### Given instruction
Check each line of the listing, and copy it if it contains the word "title".
___ Supplied entries
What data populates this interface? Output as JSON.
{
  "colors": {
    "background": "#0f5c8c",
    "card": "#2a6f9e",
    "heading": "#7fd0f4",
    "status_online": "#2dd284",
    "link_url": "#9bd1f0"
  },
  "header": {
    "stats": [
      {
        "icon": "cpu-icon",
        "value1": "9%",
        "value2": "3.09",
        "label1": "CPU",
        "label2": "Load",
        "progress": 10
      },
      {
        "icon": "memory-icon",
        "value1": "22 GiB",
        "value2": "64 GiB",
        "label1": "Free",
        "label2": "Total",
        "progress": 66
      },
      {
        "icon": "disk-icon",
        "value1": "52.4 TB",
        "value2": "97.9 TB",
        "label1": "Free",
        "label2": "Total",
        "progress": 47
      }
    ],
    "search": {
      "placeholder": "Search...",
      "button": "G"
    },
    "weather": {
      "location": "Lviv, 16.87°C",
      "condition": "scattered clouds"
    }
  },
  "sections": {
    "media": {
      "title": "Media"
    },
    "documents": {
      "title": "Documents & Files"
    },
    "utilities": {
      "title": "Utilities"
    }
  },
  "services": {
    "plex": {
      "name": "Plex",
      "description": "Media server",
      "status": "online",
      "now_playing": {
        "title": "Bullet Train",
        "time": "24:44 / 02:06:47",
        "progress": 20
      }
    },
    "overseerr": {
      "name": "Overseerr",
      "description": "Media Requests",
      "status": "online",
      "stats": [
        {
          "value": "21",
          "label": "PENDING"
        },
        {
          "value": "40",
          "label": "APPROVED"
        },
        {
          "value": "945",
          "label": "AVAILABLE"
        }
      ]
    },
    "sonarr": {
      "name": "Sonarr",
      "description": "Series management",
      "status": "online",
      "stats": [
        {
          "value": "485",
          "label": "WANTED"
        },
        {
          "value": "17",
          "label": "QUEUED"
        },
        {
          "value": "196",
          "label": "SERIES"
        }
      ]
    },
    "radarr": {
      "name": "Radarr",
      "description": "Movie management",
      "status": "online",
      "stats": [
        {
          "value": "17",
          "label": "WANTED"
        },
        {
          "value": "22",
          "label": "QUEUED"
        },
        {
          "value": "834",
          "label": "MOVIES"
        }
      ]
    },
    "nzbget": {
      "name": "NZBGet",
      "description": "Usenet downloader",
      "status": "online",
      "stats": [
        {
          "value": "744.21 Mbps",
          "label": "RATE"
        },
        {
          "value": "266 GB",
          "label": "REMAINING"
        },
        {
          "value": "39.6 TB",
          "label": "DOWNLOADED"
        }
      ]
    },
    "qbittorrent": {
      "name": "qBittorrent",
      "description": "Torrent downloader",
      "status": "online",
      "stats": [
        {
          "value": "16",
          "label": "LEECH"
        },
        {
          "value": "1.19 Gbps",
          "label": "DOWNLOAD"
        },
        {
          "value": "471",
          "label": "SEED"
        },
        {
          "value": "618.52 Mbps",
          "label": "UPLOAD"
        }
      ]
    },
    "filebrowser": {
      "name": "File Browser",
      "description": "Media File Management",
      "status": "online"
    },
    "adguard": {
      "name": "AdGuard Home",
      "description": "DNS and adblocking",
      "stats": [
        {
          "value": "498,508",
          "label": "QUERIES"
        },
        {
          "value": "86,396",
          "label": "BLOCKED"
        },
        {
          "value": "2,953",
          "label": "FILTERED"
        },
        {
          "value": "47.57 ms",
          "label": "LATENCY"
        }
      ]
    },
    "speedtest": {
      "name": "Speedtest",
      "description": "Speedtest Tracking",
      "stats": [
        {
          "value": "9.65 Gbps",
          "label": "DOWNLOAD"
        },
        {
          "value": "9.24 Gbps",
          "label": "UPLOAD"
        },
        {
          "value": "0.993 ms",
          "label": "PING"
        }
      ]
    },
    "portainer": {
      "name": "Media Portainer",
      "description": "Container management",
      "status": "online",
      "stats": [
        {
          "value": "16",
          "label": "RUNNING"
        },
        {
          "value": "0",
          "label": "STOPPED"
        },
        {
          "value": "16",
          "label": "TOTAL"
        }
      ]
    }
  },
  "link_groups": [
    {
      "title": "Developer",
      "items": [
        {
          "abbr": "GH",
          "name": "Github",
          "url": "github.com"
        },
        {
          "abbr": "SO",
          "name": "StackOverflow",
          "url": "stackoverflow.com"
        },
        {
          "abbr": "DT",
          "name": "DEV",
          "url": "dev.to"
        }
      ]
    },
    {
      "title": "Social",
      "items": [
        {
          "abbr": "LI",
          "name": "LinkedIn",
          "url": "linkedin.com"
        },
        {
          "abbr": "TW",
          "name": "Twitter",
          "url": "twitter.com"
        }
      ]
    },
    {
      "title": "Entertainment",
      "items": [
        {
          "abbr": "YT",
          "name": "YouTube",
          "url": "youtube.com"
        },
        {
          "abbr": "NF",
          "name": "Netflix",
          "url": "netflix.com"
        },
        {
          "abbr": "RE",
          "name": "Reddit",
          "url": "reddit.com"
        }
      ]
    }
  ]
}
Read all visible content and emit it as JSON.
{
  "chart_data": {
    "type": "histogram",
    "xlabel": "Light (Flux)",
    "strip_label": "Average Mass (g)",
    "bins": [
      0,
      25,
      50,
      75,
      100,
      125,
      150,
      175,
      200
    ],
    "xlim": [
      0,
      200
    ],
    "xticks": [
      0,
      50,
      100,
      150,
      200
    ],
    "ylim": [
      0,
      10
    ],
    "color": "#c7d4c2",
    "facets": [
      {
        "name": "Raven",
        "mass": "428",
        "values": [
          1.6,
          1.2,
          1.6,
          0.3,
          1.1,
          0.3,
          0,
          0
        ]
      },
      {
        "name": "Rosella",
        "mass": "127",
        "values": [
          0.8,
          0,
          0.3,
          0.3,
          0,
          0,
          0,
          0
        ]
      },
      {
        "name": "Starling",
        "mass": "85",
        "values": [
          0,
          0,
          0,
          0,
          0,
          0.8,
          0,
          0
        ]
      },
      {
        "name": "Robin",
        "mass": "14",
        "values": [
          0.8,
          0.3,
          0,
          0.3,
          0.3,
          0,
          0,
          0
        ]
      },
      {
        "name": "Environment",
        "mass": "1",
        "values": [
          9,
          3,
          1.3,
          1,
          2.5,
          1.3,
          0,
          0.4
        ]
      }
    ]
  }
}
______
### Solution
      "title": "Media"
      "title": "Documents & Files"
      "title": "Utilities"
        "title": "Bullet Train",
      "title": "Developer",
      "title": "Social",
      "title": "Entertainment",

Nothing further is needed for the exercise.